_WHAT YOU HAVE TO DO_. Write out the material again exactly, please, and omit the pictures.

● ● ●

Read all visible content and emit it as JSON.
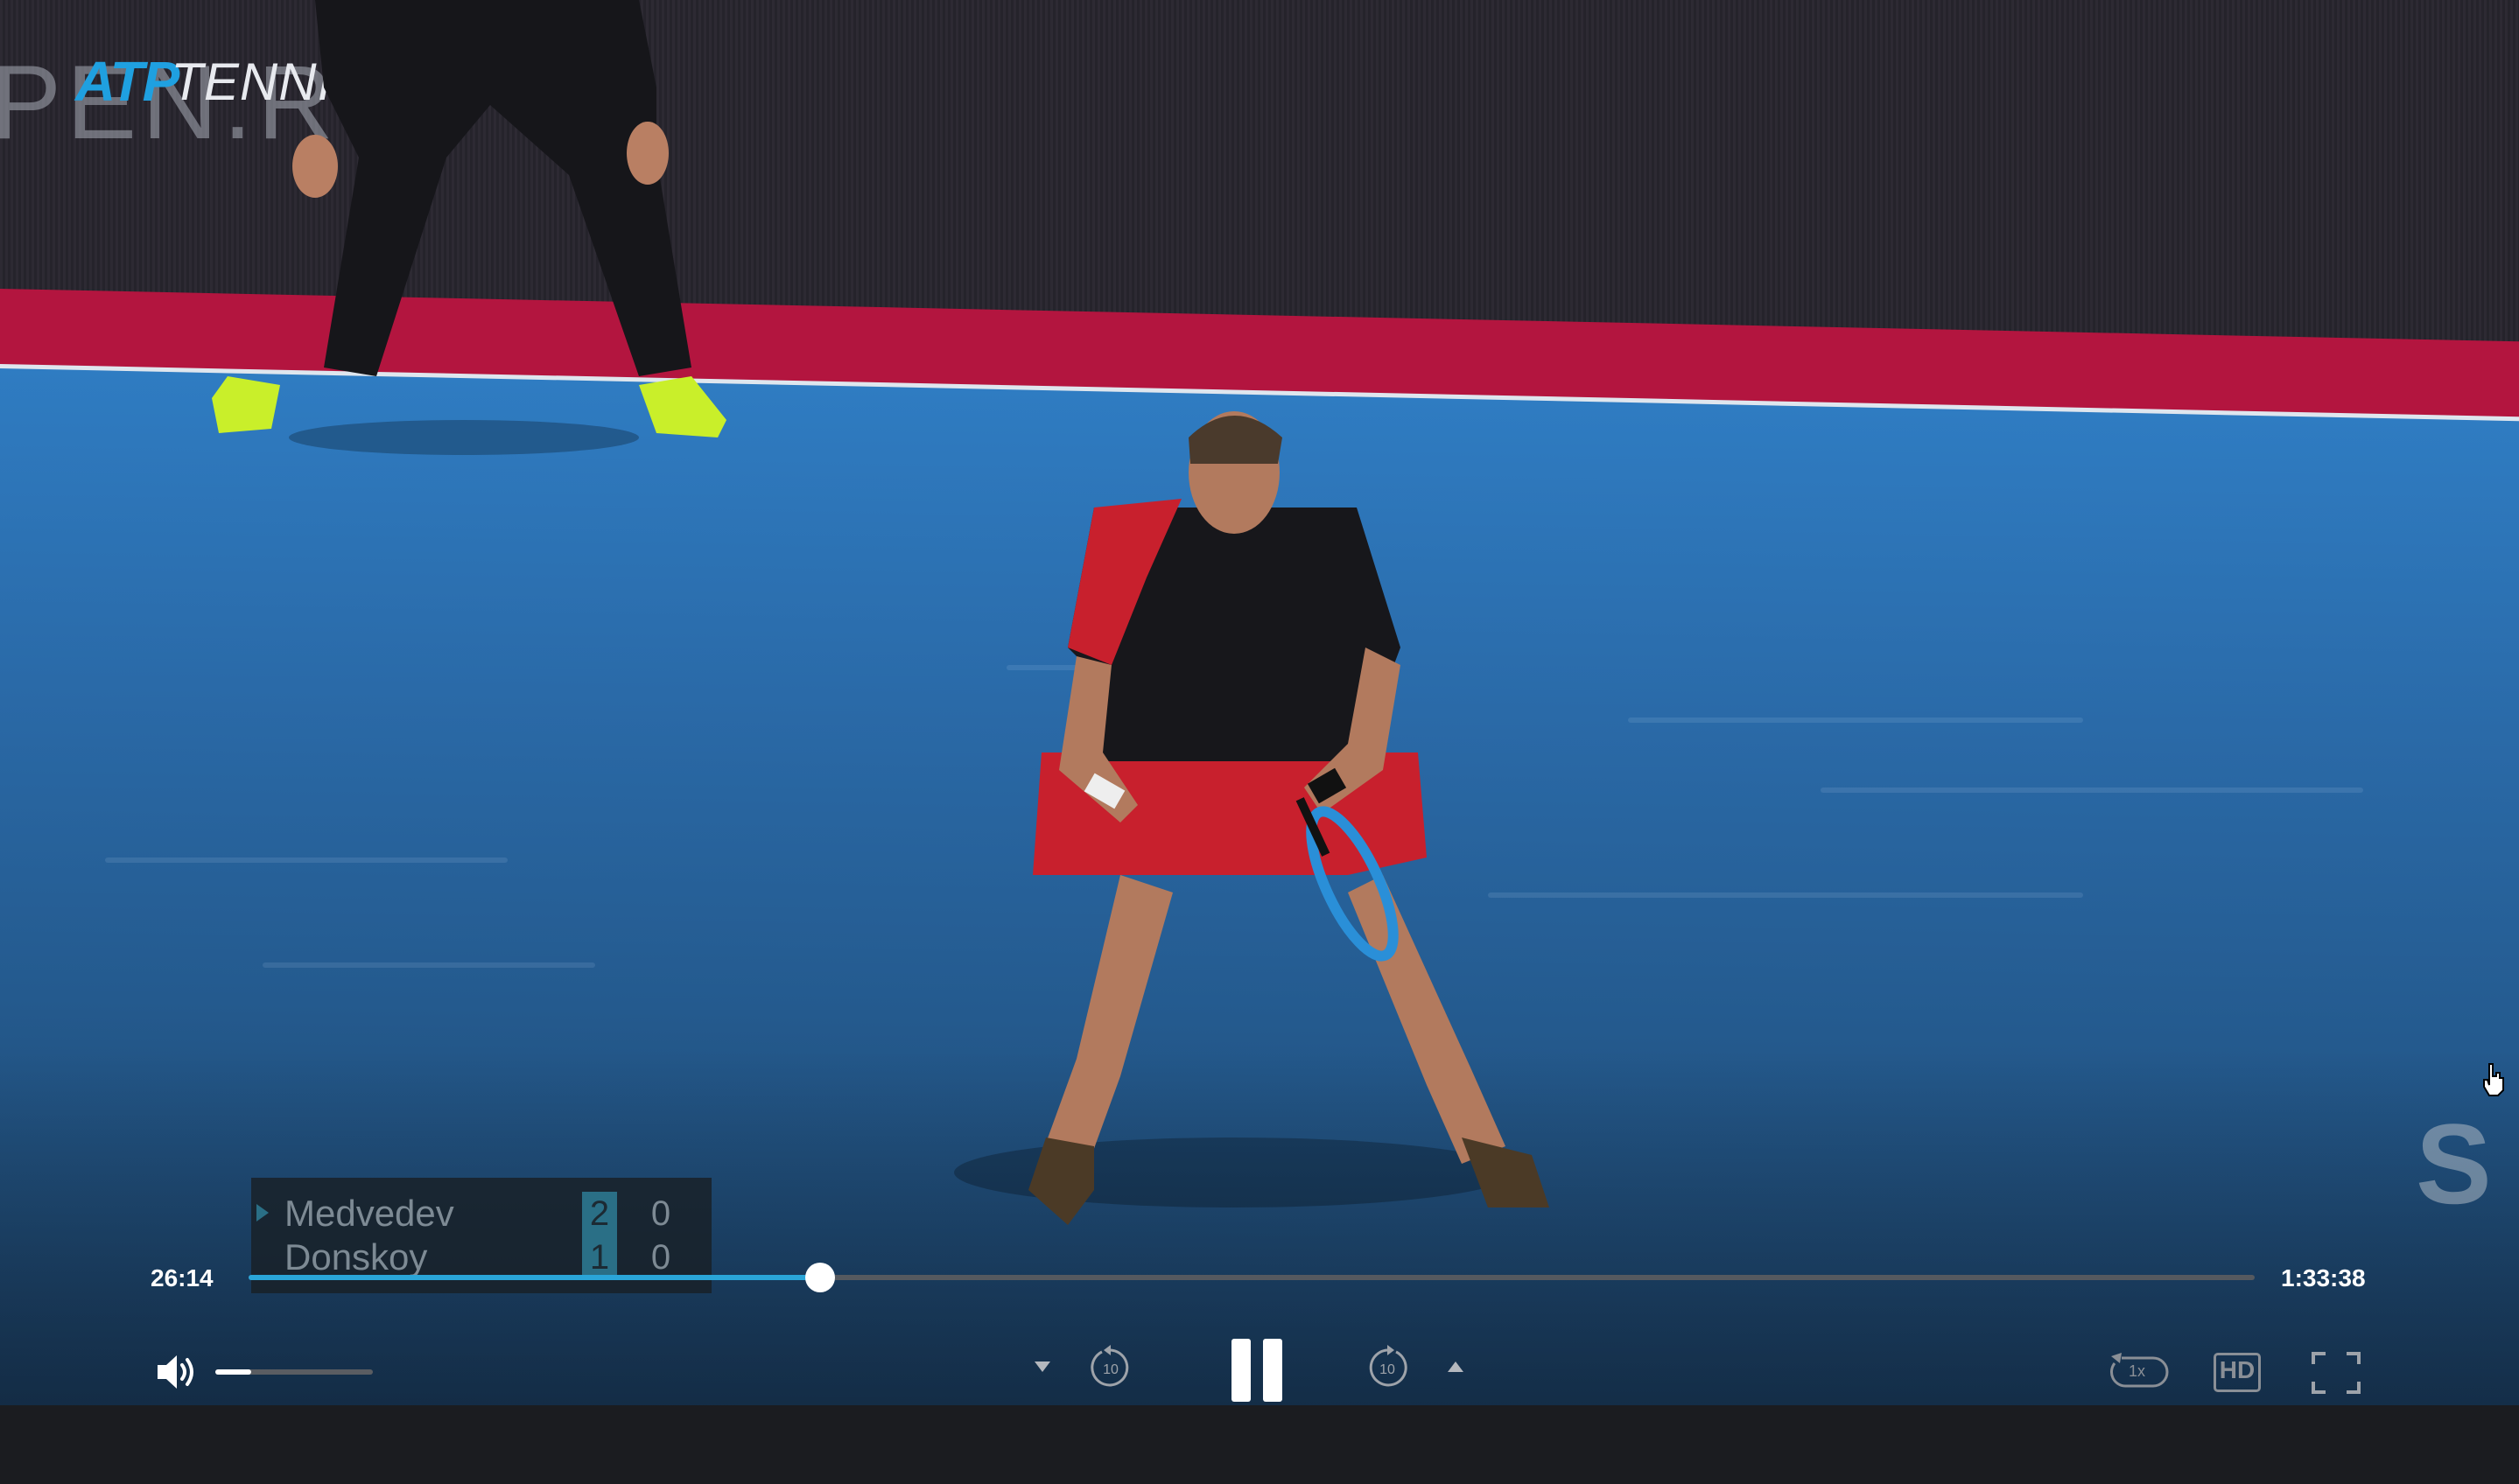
{
  "video": {
    "brand": {
      "atp": "ATP",
      "tv": "TENNIS TV"
    },
    "wall_text": "PEN.RU",
    "wall_letter": "S"
  },
  "scoreboard": {
    "players": [
      {
        "name": "Medvedev",
        "sets": "2",
        "games": "0",
        "serving": true
      },
      {
        "name": "Donskoy",
        "sets": "1",
        "games": "0",
        "serving": false
      }
    ]
  },
  "player_controls": {
    "current_time": "26:14",
    "duration": "1:33:38",
    "progress_fraction": 0.285,
    "volume_fraction": 0.23,
    "rewind_label": "10",
    "forward_label": "10",
    "speed_label": "1x",
    "hd_label": "HD",
    "icons": {
      "volume": "volume-high-icon",
      "rate_down": "caret-down-icon",
      "rewind": "rewind-10-icon",
      "pause": "pause-icon",
      "forward": "forward-10-icon",
      "rate_up": "caret-up-icon",
      "speed": "playback-speed-icon",
      "quality": "hd-icon",
      "fullscreen": "fullscreen-icon"
    }
  },
  "colors": {
    "progress_accent": "#2aa5d8",
    "court_blue": "#2a6aa8",
    "wall_red": "#b3153f",
    "set_highlight": "#2a6f86"
  }
}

● ● ●

_FINAL RESULT_.
Read all visible content and emit it as JSON.
{
  "video": {
    "brand": {
      "atp": "ATP",
      "tv": "TENNIS TV"
    },
    "wall_text": "PEN.RU",
    "wall_letter": "S"
  },
  "scoreboard": {
    "players": [
      {
        "name": "Medvedev",
        "sets": "2",
        "games": "0",
        "serving": true
      },
      {
        "name": "Donskoy",
        "sets": "1",
        "games": "0",
        "serving": false
      }
    ]
  },
  "player_controls": {
    "current_time": "26:14",
    "duration": "1:33:38",
    "progress_fraction": 0.285,
    "volume_fraction": 0.23,
    "rewind_label": "10",
    "forward_label": "10",
    "speed_label": "1x",
    "hd_label": "HD",
    "icons": {
      "volume": "volume-high-icon",
      "rate_down": "caret-down-icon",
      "rewind": "rewind-10-icon",
      "pause": "pause-icon",
      "forward": "forward-10-icon",
      "rate_up": "caret-up-icon",
      "speed": "playback-speed-icon",
      "quality": "hd-icon",
      "fullscreen": "fullscreen-icon"
    }
  },
  "colors": {
    "progress_accent": "#2aa5d8",
    "court_blue": "#2a6aa8",
    "wall_red": "#b3153f",
    "set_highlight": "#2a6f86"
  }
}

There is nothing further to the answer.